### Brief
Write out the whole listing again, exactly.

### Provided material
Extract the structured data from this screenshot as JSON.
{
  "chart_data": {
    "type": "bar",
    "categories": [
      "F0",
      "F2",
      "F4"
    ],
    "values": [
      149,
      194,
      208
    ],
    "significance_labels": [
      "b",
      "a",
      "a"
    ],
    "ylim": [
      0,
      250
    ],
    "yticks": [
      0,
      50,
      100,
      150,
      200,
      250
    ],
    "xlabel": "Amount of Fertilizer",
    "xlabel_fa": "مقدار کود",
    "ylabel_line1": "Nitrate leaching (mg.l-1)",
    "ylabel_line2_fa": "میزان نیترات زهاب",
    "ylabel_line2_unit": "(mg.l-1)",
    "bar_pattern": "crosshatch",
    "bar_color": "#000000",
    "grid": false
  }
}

### Answer to this problem
Extract the structured data from this screenshot as JSON.
{
  "chart_data": {
    "type": "bar",
    "categories": [
      "F0",
      "F2",
      "F4"
    ],
    "values": [
      149,
      194,
      208
    ],
    "significance_labels": [
      "b",
      "a",
      "a"
    ],
    "ylim": [
      0,
      250
    ],
    "yticks": [
      0,
      50,
      100,
      150,
      200,
      250
    ],
    "xlabel": "Amount of Fertilizer",
    "xlabel_fa": "مقدار کود",
    "ylabel_line1": "Nitrate leaching (mg.l-1)",
    "ylabel_line2_fa": "میزان نیترات زهاب",
    "ylabel_line2_unit": "(mg.l-1)",
    "bar_pattern": "crosshatch",
    "bar_color": "#000000",
    "grid": false
  }
}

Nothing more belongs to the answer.